Short task: Go through the lines below and copy each one that holds the string "this".

Input data:
+-------+
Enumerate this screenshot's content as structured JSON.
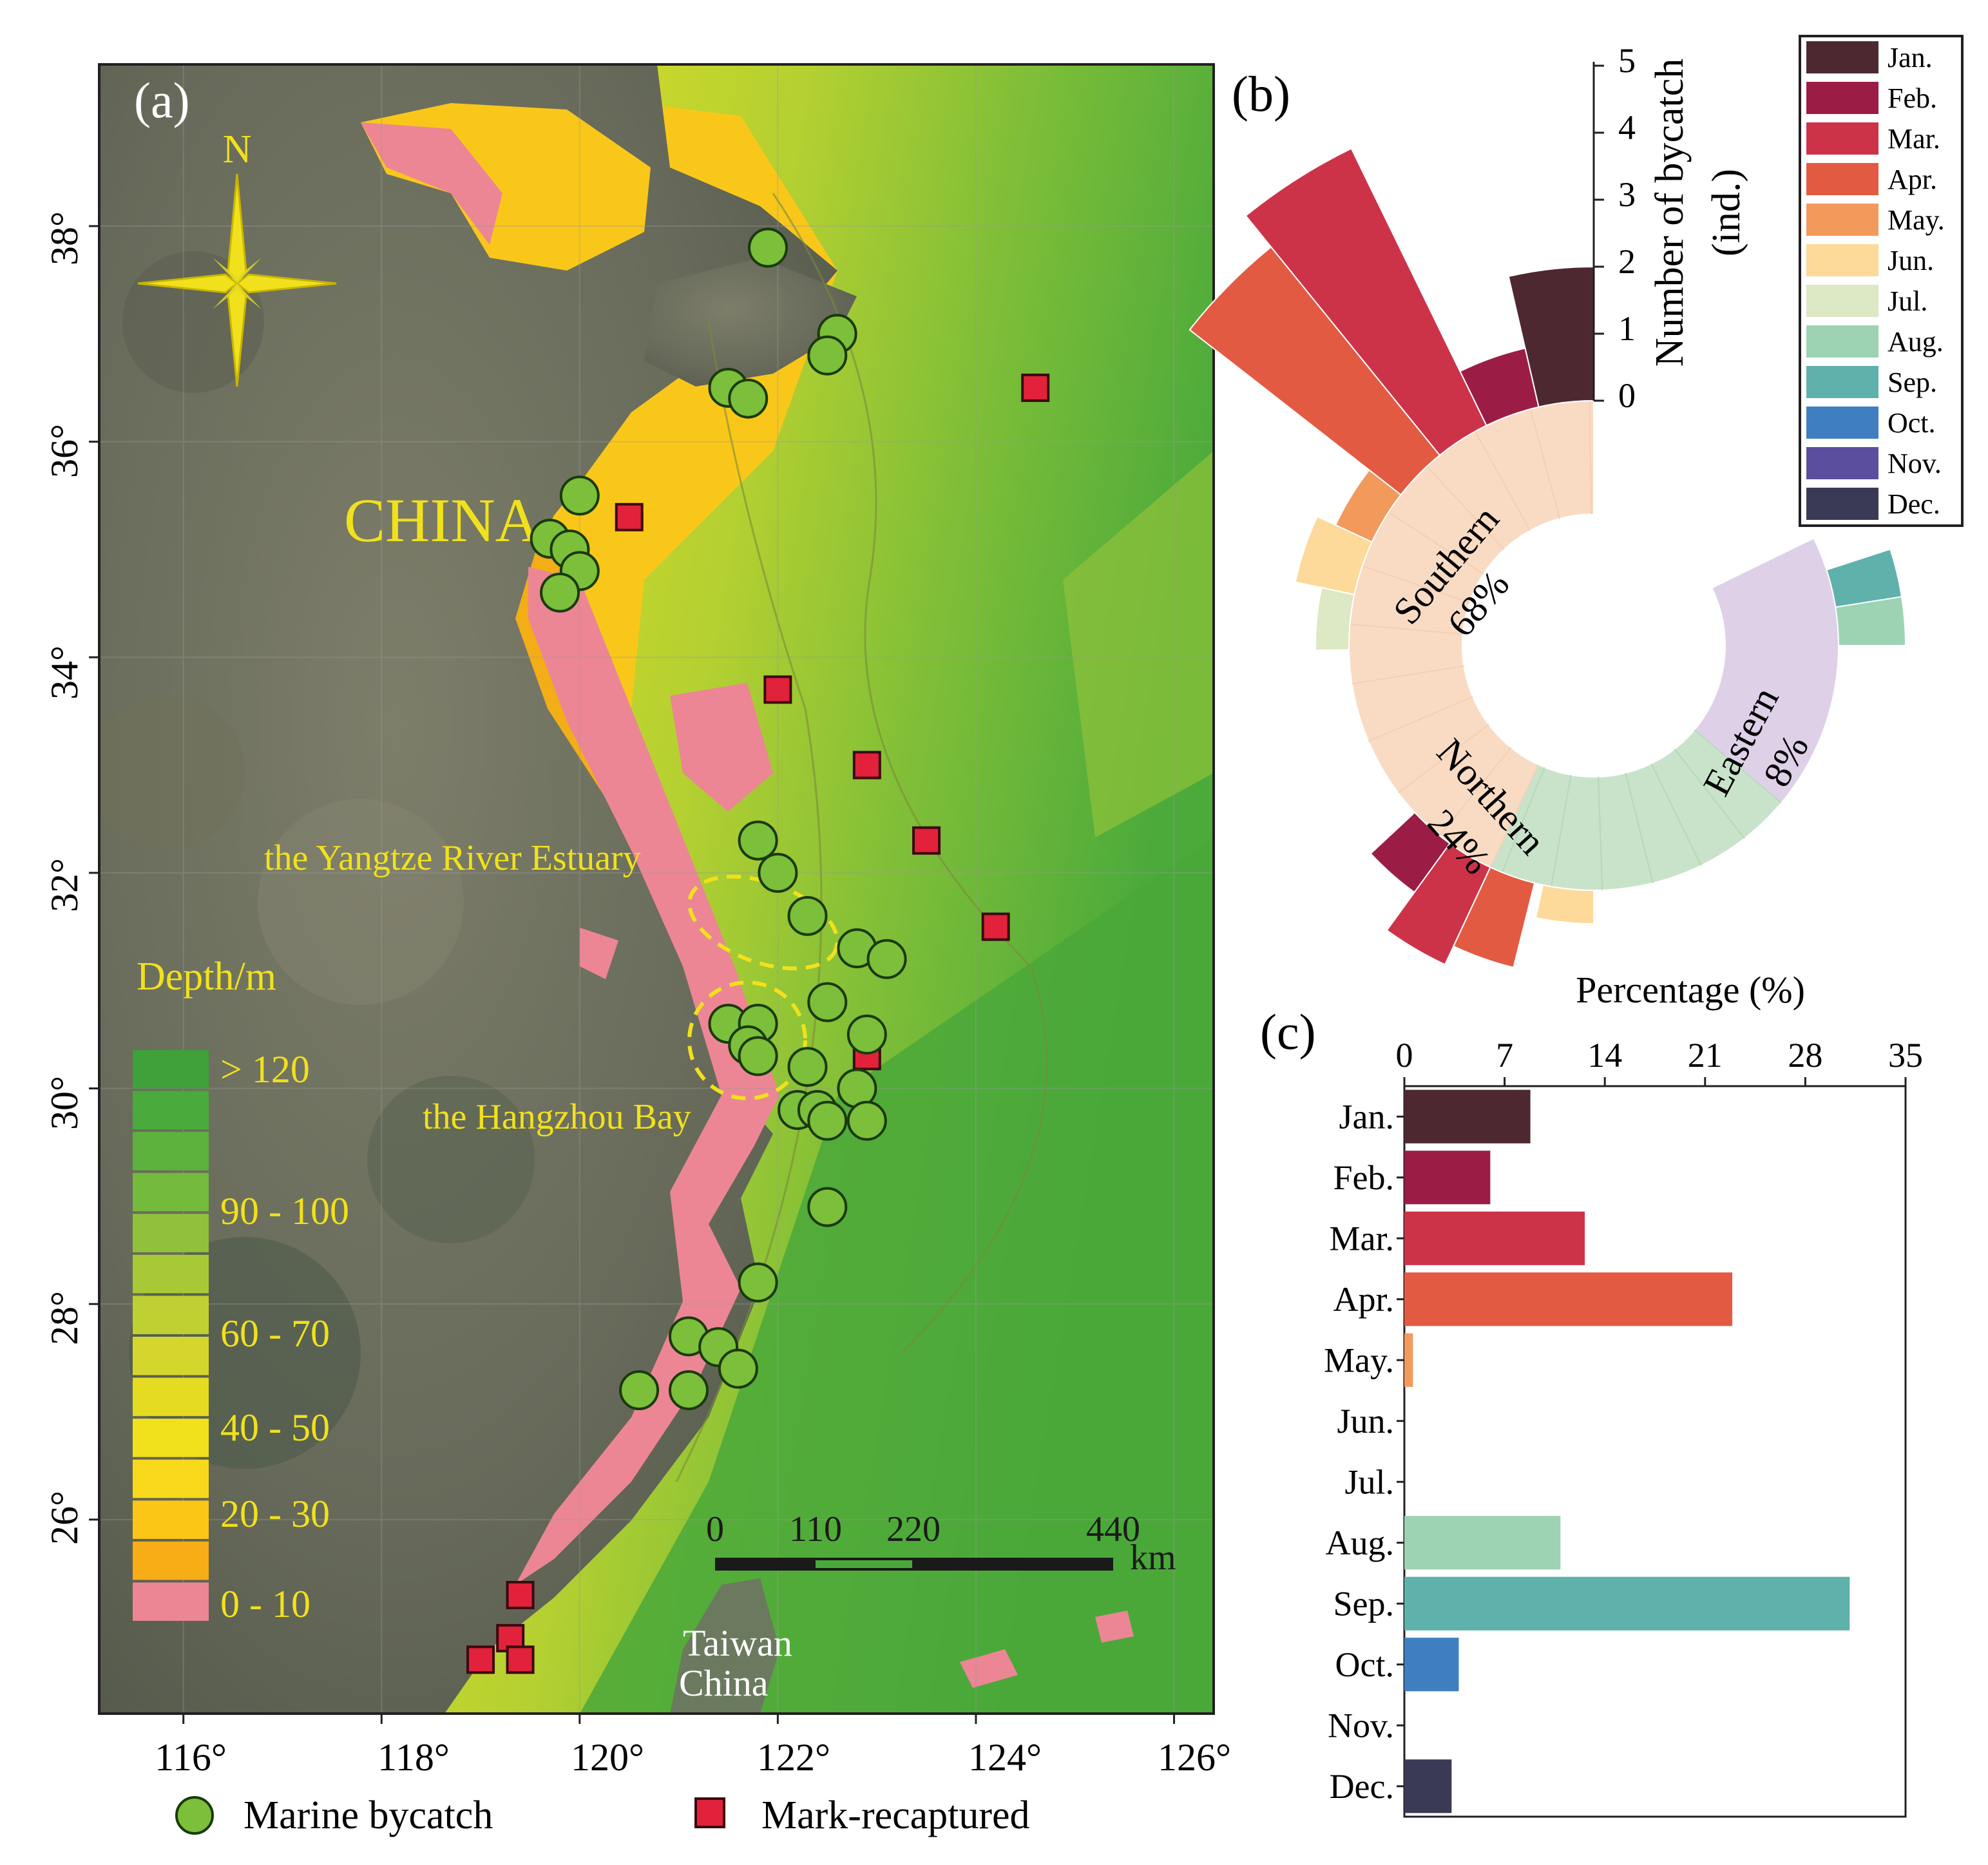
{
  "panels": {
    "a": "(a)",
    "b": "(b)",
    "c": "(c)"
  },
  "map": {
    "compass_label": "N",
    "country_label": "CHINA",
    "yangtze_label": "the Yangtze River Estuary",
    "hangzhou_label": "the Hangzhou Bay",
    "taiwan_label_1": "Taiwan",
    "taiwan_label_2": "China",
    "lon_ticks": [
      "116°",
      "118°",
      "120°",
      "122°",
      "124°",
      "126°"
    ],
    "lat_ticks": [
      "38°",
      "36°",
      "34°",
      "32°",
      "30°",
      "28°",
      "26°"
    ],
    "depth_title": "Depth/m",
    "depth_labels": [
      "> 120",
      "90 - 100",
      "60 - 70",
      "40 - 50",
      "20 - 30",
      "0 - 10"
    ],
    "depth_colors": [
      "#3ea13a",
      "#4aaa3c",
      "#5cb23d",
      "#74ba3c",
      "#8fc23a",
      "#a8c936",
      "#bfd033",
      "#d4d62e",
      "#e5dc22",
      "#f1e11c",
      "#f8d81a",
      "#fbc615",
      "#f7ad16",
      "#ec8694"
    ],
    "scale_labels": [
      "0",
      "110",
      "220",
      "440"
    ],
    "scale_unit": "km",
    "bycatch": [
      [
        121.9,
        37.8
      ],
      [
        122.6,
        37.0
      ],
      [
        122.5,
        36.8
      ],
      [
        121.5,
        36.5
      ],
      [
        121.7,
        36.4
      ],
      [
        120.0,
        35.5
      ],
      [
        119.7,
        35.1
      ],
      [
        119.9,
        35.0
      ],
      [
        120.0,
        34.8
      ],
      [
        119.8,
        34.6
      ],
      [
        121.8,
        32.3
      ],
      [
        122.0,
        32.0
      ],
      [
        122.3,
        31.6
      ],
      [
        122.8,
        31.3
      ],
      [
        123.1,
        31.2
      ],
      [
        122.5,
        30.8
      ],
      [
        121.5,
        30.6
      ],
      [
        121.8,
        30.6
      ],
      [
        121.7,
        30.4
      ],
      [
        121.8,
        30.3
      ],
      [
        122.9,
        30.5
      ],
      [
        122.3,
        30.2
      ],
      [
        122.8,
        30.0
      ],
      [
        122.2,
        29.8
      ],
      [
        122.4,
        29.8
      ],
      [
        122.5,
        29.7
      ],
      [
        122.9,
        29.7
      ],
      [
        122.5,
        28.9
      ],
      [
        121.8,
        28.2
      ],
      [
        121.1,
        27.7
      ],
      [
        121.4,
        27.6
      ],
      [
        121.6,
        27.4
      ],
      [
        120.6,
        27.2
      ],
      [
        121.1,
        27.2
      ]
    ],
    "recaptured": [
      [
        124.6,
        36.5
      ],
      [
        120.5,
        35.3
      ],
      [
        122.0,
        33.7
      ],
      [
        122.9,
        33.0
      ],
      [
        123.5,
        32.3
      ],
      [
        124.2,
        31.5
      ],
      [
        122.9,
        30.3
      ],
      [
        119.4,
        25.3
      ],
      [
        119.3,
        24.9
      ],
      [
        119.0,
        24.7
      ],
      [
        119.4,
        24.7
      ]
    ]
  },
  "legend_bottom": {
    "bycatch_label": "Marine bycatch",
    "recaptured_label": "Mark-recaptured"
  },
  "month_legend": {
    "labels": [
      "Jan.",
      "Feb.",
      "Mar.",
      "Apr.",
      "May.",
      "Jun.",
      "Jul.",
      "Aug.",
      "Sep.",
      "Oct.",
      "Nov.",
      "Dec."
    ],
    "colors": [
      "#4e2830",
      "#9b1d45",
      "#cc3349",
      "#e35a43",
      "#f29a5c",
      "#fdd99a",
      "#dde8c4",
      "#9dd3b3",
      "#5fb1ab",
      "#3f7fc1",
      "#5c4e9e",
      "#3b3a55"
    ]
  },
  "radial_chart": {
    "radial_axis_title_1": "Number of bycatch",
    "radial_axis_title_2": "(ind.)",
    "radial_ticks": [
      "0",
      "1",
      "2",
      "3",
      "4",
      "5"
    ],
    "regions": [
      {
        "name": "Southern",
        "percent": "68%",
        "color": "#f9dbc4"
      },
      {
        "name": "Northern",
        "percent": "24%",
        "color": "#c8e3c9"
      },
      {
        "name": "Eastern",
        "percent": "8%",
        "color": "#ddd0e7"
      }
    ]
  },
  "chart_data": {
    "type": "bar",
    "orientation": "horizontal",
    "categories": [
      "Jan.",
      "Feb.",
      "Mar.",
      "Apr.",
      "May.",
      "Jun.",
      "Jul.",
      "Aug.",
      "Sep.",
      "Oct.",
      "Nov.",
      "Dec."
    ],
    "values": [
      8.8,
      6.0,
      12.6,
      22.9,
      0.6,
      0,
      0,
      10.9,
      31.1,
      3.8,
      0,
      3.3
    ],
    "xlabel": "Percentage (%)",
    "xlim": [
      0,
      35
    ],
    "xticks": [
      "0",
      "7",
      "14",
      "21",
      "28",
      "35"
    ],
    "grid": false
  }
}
+-------+
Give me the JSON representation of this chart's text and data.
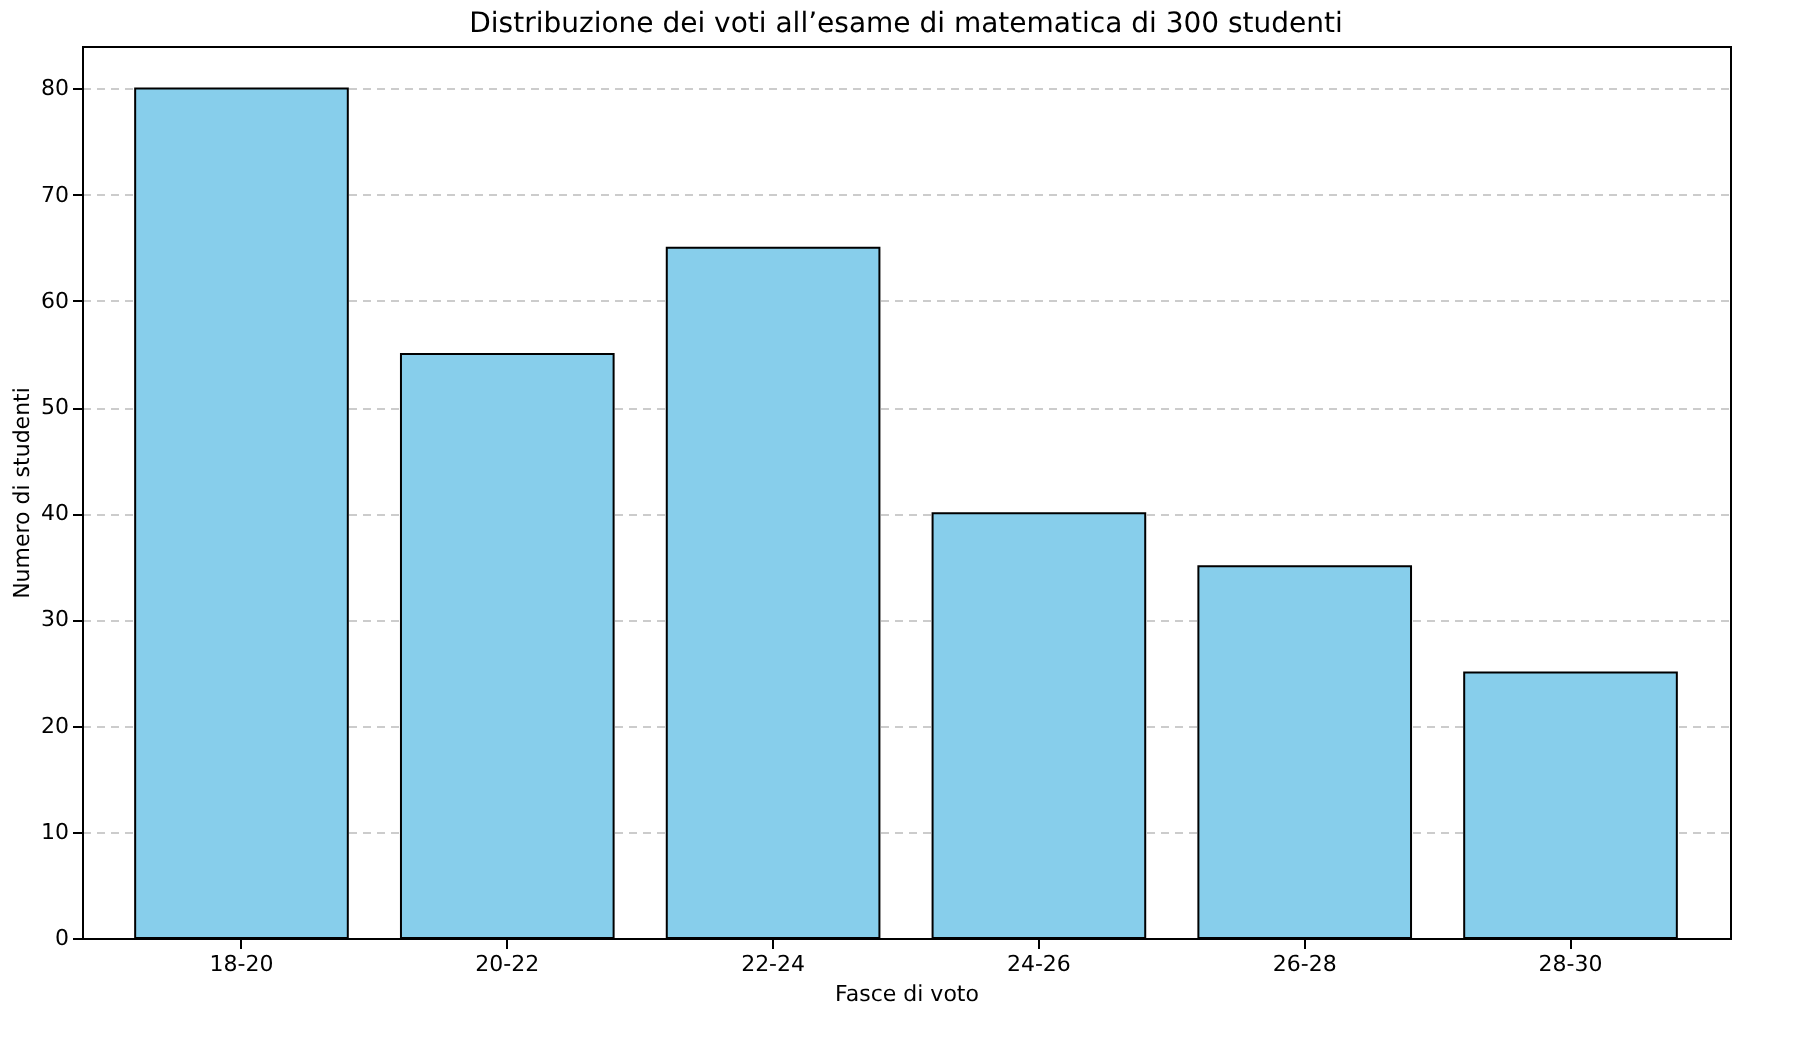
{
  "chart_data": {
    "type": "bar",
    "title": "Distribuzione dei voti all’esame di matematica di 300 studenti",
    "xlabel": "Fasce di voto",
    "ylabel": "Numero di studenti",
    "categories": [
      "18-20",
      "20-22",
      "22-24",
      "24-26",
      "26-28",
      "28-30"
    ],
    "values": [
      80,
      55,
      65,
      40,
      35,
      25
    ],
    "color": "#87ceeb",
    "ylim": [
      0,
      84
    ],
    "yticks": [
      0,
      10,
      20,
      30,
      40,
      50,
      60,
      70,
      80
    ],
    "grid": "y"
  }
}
+-------+
Exercise output:
Enumerate this screenshot's content as structured JSON.
Give me the JSON representation of this chart's text and data.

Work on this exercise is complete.